* Stored data:
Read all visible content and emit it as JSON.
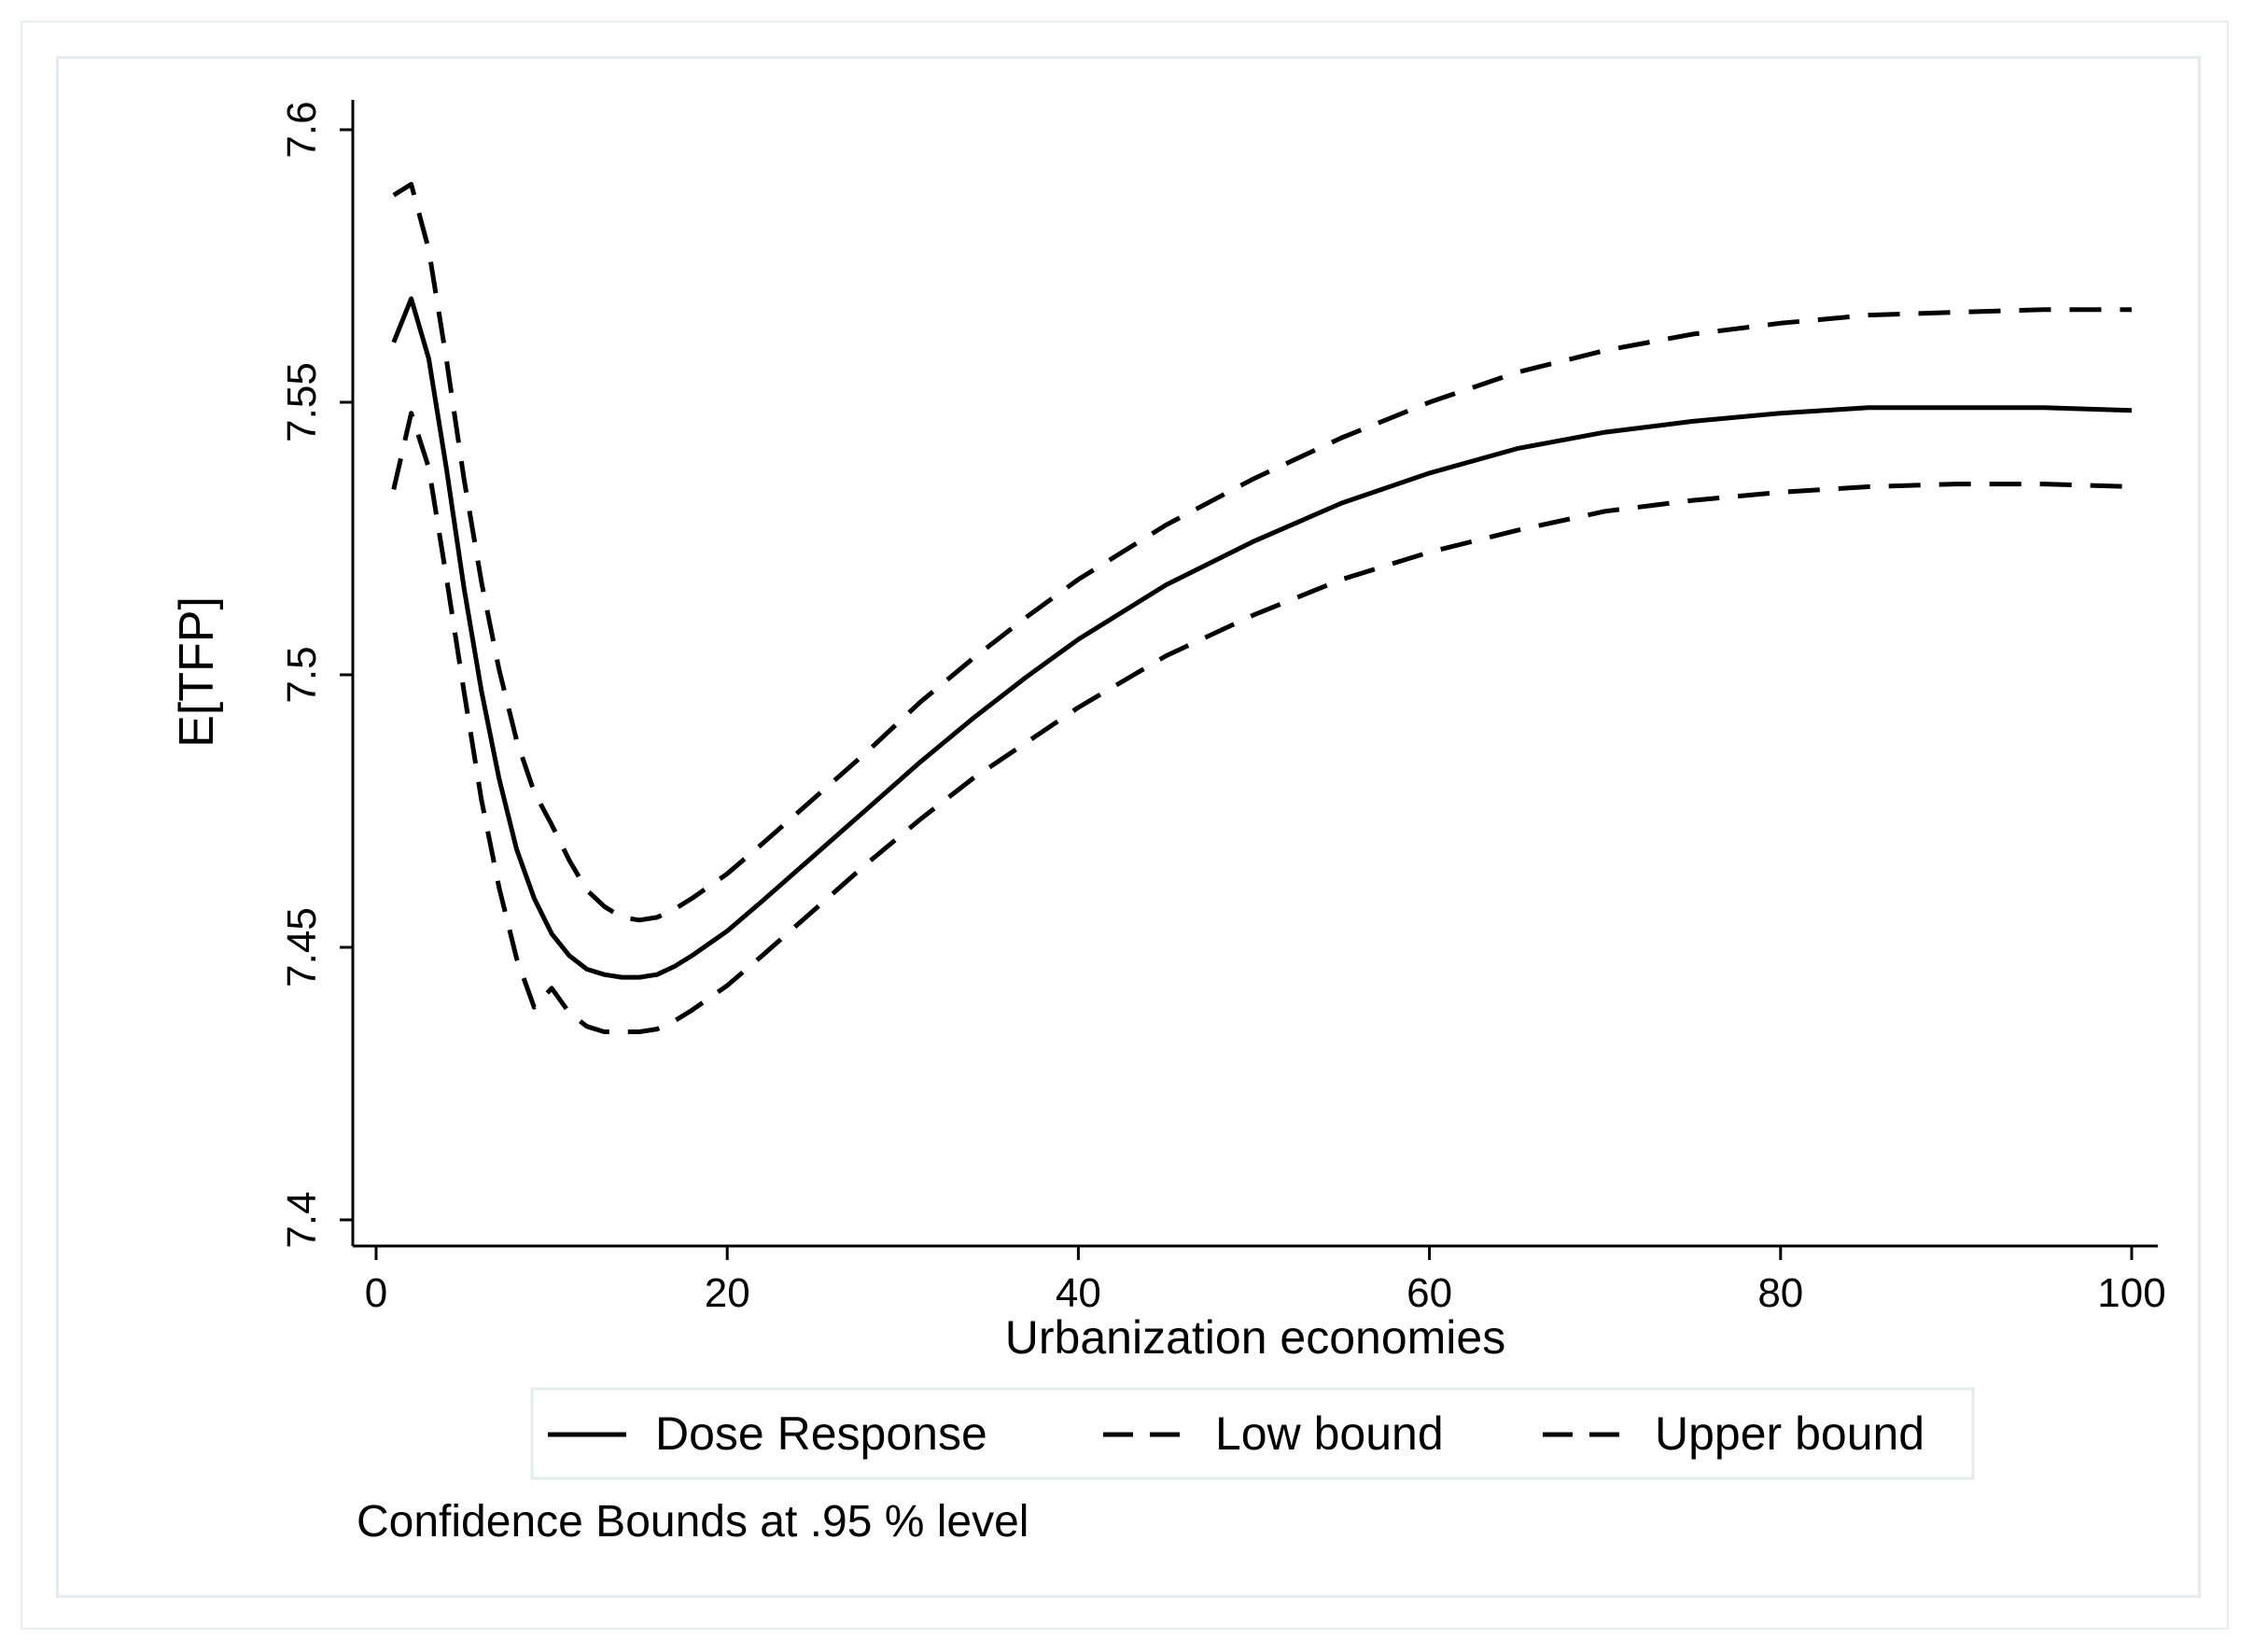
{
  "chart_data": {
    "type": "line",
    "title": "",
    "xlabel": "Urbanization economies",
    "ylabel": "E[TFP]",
    "xlim": [
      0,
      100
    ],
    "ylim": [
      7.4,
      7.6
    ],
    "xticks": [
      "0",
      "20",
      "40",
      "60",
      "80",
      "100"
    ],
    "yticks": [
      "7.4",
      "7.45",
      "7.5",
      "7.55",
      "7.6"
    ],
    "grid": false,
    "legend_position": "bottom",
    "note": "Confidence Bounds at .95 % level",
    "x": [
      1,
      2,
      3,
      4,
      5,
      6,
      7,
      8,
      9,
      10,
      11,
      12,
      13,
      14,
      15,
      16,
      17,
      18,
      20,
      22,
      25,
      28,
      31,
      34,
      37,
      40,
      45,
      50,
      55,
      60,
      65,
      70,
      75,
      80,
      85,
      90,
      95,
      100
    ],
    "series": [
      {
        "name": "Dose Response",
        "style": "solid",
        "values": [
          7.561,
          7.569,
          7.558,
          7.538,
          7.516,
          7.497,
          7.481,
          7.468,
          7.459,
          7.4525,
          7.4485,
          7.446,
          7.445,
          7.4445,
          7.4445,
          7.445,
          7.4465,
          7.4485,
          7.453,
          7.4585,
          7.467,
          7.4755,
          7.484,
          7.492,
          7.4995,
          7.5065,
          7.5165,
          7.5245,
          7.5315,
          7.537,
          7.5415,
          7.5445,
          7.5465,
          7.548,
          7.549,
          7.549,
          7.549,
          7.5485
        ]
      },
      {
        "name": "Low bound",
        "style": "dashed",
        "values": [
          7.534,
          7.548,
          7.538,
          7.518,
          7.497,
          7.477,
          7.461,
          7.448,
          7.439,
          7.4425,
          7.438,
          7.4355,
          7.4345,
          7.4345,
          7.4345,
          7.435,
          7.4365,
          7.4385,
          7.443,
          7.4485,
          7.457,
          7.4655,
          7.4735,
          7.481,
          7.4875,
          7.494,
          7.5035,
          7.511,
          7.5175,
          7.5225,
          7.5265,
          7.53,
          7.532,
          7.5335,
          7.5345,
          7.535,
          7.535,
          7.5345
        ]
      },
      {
        "name": "Upper bound",
        "style": "dashed",
        "values": [
          7.588,
          7.59,
          7.578,
          7.558,
          7.536,
          7.517,
          7.501,
          7.488,
          7.4785,
          7.4725,
          7.466,
          7.4605,
          7.4575,
          7.4555,
          7.455,
          7.4555,
          7.457,
          7.459,
          7.4635,
          7.469,
          7.4775,
          7.486,
          7.495,
          7.503,
          7.5105,
          7.5175,
          7.5275,
          7.536,
          7.5435,
          7.55,
          7.5555,
          7.5595,
          7.5625,
          7.5645,
          7.566,
          7.5665,
          7.567,
          7.567
        ]
      }
    ]
  }
}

* Directions for this task:
Tally how many lines of the material contain the word "name". The answer must be the number and nothing else.

* Task solution:
3